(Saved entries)
## BEGIN

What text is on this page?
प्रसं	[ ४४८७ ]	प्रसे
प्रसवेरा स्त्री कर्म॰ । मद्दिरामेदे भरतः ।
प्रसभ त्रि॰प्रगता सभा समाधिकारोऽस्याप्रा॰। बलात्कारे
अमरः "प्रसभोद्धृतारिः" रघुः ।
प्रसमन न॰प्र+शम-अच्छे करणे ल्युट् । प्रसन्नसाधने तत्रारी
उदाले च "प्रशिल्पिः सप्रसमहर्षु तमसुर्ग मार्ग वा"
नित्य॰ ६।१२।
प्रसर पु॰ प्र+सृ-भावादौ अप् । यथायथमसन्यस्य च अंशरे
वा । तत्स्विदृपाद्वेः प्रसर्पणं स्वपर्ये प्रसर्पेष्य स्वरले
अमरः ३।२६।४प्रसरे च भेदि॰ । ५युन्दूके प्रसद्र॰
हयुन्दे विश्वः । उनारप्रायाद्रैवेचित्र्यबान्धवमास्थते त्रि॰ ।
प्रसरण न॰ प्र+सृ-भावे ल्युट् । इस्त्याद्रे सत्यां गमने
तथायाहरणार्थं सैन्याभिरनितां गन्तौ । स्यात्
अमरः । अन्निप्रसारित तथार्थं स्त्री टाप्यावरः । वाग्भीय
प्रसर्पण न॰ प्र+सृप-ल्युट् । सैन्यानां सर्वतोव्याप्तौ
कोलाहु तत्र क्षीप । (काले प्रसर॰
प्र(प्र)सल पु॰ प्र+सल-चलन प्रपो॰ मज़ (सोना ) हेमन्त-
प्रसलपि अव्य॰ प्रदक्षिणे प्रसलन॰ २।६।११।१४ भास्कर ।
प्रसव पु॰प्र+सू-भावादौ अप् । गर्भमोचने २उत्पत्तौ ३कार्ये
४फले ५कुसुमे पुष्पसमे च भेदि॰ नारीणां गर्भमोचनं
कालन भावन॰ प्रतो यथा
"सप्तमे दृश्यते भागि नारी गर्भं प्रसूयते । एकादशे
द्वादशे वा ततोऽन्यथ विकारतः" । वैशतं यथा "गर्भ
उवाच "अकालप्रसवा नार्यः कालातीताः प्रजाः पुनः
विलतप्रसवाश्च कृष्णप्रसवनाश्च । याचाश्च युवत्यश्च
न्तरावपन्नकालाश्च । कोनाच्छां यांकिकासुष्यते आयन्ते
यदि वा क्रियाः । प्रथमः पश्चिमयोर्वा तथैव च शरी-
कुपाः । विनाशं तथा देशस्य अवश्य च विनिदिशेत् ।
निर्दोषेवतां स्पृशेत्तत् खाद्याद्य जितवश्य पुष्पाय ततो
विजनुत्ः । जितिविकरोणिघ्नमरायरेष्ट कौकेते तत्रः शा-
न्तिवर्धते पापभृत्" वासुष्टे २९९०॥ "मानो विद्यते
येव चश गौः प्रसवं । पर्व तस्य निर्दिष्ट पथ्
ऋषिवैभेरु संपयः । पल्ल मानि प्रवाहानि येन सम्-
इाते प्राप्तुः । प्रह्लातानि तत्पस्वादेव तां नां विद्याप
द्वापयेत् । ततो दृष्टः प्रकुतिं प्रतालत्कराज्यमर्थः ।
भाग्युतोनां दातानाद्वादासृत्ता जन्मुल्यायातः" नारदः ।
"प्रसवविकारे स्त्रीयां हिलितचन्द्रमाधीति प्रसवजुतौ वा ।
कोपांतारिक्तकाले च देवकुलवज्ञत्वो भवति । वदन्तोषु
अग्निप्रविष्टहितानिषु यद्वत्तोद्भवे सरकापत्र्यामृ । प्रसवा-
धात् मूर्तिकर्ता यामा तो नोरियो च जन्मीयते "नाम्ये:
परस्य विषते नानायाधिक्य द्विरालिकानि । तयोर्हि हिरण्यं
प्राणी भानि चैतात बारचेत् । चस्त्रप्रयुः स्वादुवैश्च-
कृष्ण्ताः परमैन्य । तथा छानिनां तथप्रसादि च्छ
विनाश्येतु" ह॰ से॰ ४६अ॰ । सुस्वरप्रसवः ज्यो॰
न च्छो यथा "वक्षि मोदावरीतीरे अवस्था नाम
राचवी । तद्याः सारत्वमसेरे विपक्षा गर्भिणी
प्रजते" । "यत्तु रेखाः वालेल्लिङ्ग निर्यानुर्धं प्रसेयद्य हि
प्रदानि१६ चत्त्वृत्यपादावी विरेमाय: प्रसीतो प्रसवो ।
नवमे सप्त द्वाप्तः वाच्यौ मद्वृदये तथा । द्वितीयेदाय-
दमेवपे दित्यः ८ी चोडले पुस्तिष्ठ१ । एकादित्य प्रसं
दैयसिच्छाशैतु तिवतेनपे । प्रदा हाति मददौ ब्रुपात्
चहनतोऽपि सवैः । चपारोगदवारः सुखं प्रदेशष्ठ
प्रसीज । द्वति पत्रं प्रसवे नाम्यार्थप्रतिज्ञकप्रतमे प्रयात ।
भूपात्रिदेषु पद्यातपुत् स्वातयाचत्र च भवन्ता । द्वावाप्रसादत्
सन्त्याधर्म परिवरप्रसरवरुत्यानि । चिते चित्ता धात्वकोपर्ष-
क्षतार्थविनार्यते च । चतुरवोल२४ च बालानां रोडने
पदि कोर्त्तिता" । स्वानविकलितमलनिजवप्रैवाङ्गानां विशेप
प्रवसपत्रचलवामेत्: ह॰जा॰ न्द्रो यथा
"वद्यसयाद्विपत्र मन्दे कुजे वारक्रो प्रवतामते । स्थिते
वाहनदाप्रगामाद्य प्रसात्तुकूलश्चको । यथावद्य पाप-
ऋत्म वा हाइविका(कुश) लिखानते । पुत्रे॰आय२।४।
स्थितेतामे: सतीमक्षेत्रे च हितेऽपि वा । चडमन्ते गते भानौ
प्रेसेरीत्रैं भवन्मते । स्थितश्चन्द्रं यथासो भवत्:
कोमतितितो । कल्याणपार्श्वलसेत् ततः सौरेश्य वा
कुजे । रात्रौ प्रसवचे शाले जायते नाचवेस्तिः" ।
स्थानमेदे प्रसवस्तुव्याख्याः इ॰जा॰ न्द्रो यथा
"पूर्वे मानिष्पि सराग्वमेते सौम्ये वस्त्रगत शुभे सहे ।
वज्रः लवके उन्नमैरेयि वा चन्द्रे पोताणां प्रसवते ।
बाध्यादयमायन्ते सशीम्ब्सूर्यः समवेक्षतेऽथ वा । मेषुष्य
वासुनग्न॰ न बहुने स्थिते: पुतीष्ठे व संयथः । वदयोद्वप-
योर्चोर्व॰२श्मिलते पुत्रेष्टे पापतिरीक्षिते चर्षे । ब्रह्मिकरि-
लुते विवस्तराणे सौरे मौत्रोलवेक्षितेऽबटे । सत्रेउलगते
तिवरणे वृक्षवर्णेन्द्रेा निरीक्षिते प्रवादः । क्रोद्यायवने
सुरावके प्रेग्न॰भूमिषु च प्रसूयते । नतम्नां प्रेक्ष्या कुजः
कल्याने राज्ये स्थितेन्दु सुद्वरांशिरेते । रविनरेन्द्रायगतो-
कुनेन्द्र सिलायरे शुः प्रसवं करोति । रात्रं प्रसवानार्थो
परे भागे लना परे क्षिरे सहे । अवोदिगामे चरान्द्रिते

## END

◆ Written instruction: Your task is to give the records above again, exactly.

◆ Result of the exercise:
What text is on this page?
प्रसं	[ ४४८७ ]	प्रसे
प्रसवेरा स्त्री कर्म॰ । मद्दिरामेदे भरतः ।
प्रसभ त्रि॰प्रगता सभा समाधिकारोऽस्याप्रा॰। बलात्कारे
अमरः "प्रसभोद्धृतारिः" रघुः ।
प्रसमन न॰प्र+शम-अच्छे करणे ल्युट् । प्रसन्नसाधने तत्रारी
उदाले च "प्रशिल्पिः सप्रसमहर्षु तमसुर्ग मार्ग वा"
नित्य॰ ६।१२।
प्रसर पु॰ प्र+सृ-भावादौ अप् । यथायथमसन्यस्य च अंशरे
वा । तत्स्विदृपाद्वेः प्रसर्पणं स्वपर्ये प्रसर्पेष्य स्वरले
अमरः ३।२६।४प्रसरे च भेदि॰ । ५युन्दूके प्रसद्र॰
हयुन्दे विश्वः । उनारप्रायाद्रैवेचित्र्यबान्धवमास्थते त्रि॰ ।
प्रसरण न॰ प्र+सृ-भावे ल्युट् । इस्त्याद्रे सत्यां गमने
तथायाहरणार्थं सैन्याभिरनितां गन्तौ । स्यात्
अमरः । अन्निप्रसारित तथार्थं स्त्री टाप्यावरः । वाग्भीय
प्रसर्पण न॰ प्र+सृप-ल्युट् । सैन्यानां सर्वतोव्याप्तौ
कोलाहु तत्र क्षीप । (काले प्रसर॰
प्र(प्र)सल पु॰ प्र+सल-चलन प्रपो॰ मज़ (सोना ) हेमन्त-
प्रसलपि अव्य॰ प्रदक्षिणे प्रसलन॰ २।६।११।१४ भास्कर ।
प्रसव पु॰प्र+सू-भावादौ अप् । गर्भमोचने २उत्पत्तौ ३कार्ये
४फले ५कुसुमे पुष्पसमे च भेदि॰ नारीणां गर्भमोचनं
कालन भावन॰ प्रतो यथा
"सप्तमे दृश्यते भागि नारी गर्भं प्रसूयते । एकादशे
द्वादशे वा ततोऽन्यथ विकारतः" । वैशतं यथा "गर्भ
उवाच "अकालप्रसवा नार्यः कालातीताः प्रजाः पुनः
विलतप्रसवाश्च कृष्णप्रसवनाश्च । याचाश्च युवत्यश्च
न्तरावपन्नकालाश्च । कोनाच्छां यांकिकासुष्यते आयन्ते
यदि वा क्रियाः । प्रथमः पश्चिमयोर्वा तथैव च शरी-
कुपाः । विनाशं तथा देशस्य अवश्य च विनिदिशेत् ।
निर्दोषेवतां स्पृशेत्तत् खाद्याद्य जितवश्य पुष्पाय ततो
विजनुत्ः । जितिविकरोणिघ्नमरायरेष्ट कौकेते तत्रः शा-
न्तिवर्धते पापभृत्" वासुष्टे २९९०॥ "मानो विद्यते
येव चश गौः प्रसवं । पर्व तस्य निर्दिष्ट पथ्
ऋषिवैभेरु संपयः । पल्ल मानि प्रवाहानि येन सम्-
इाते प्राप्तुः । प्रह्लातानि तत्पस्वादेव तां नां विद्याप
द्वापयेत् । ततो दृष्टः प्रकुतिं प्रतालत्कराज्यमर्थः ।
भाग्युतोनां दातानाद्वादासृत्ता जन्मुल्यायातः" नारदः ।
"प्रसवविकारे स्त्रीयां हिलितचन्द्रमाधीति प्रसवजुतौ वा ।
कोपांतारिक्तकाले च देवकुलवज्ञत्वो भवति । वदन्तोषु
अग्निप्रविष्टहितानिषु यद्वत्तोद्भवे सरकापत्र्यामृ । प्रसवा-
धात् मूर्तिकर्ता यामा तो नोरियो च जन्मीयते "नाम्ये:
परस्य विषते नानायाधिक्य द्विरालिकानि । तयोर्हि हिरण्यं
प्राणी भानि चैतात बारचेत् । चस्त्रप्रयुः स्वादुवैश्च-
कृष्ण्ताः परमैन्य । तथा छानिनां तथप्रसादि च्छ
विनाश्येतु" ह॰ से॰ ४६अ॰ । सुस्वरप्रसवः ज्यो॰
न च्छो यथा "वक्षि मोदावरीतीरे अवस्था नाम
राचवी । तद्याः सारत्वमसेरे विपक्षा गर्भिणी
प्रजते" । "यत्तु रेखाः वालेल्लिङ्ग निर्यानुर्धं प्रसेयद्य हि
प्रदानि१६ चत्त्वृत्यपादावी विरेमाय: प्रसीतो प्रसवो ।
नवमे सप्त द्वाप्तः वाच्यौ मद्वृदये तथा । द्वितीयेदाय-
दमेवपे दित्यः ८ी चोडले पुस्तिष्ठ१ । एकादित्य प्रसं
दैयसिच्छाशैतु तिवतेनपे । प्रदा हाति मददौ ब्रुपात्
चहनतोऽपि सवैः । चपारोगदवारः सुखं प्रदेशष्ठ
प्रसीज । द्वति पत्रं प्रसवे नाम्यार्थप्रतिज्ञकप्रतमे प्रयात ।
भूपात्रिदेषु पद्यातपुत् स्वातयाचत्र च भवन्ता । द्वावाप्रसादत्
सन्त्याधर्म परिवरप्रसरवरुत्यानि । चिते चित्ता धात्वकोपर्ष-
क्षतार्थविनार्यते च । चतुरवोल२४ च बालानां रोडने
पदि कोर्त्तिता" । स्वानविकलितमलनिजवप्रैवाङ्गानां विशेप
प्रवसपत्रचलवामेत्: ह॰जा॰ न्द्रो यथा
"वद्यसयाद्विपत्र मन्दे कुजे वारक्रो प्रवतामते । स्थिते
वाहनदाप्रगामाद्य प्रसात्तुकूलश्चको । यथावद्य पाप-
ऋत्म वा हाइविका(कुश) लिखानते । पुत्रे॰आय२।४।
स्थितेतामे: सतीमक्षेत्रे च हितेऽपि वा । चडमन्ते गते भानौ
प्रेसेरीत्रैं भवन्मते । स्थितश्चन्द्रं यथासो भवत्:
कोमतितितो । कल्याणपार्श्वलसेत् ततः सौरेश्य वा
कुजे । रात्रौ प्रसवचे शाले जायते नाचवेस्तिः" ।
स्थानमेदे प्रसवस्तुव्याख्याः इ॰जा॰ न्द्रो यथा
"पूर्वे मानिष्पि सराग्वमेते सौम्ये वस्त्रगत शुभे सहे ।
वज्रः लवके उन्नमैरेयि वा चन्द्रे पोताणां प्रसवते ।
बाध्यादयमायन्ते सशीम्ब्सूर्यः समवेक्षतेऽथ वा । मेषुष्य
वासुनग्न॰ न बहुने स्थिते: पुतीष्ठे व संयथः । वदयोद्वप-
योर्चोर्व॰२श्मिलते पुत्रेष्टे पापतिरीक्षिते चर्षे । ब्रह्मिकरि-
लुते विवस्तराणे सौरे मौत्रोलवेक्षितेऽबटे । सत्रेउलगते
तिवरणे वृक्षवर्णेन्द्रेा निरीक्षिते प्रवादः । क्रोद्यायवने
सुरावके प्रेग्न॰भूमिषु च प्रसूयते । नतम्नां प्रेक्ष्या कुजः
कल्याने राज्ये स्थितेन्दु सुद्वरांशिरेते । रविनरेन्द्रायगतो-
कुनेन्द्र सिलायरे शुः प्रसवं करोति । रात्रं प्रसवानार्थो
परे भागे लना परे क्षिरे सहे । अवोदिगामे चरान्द्रिते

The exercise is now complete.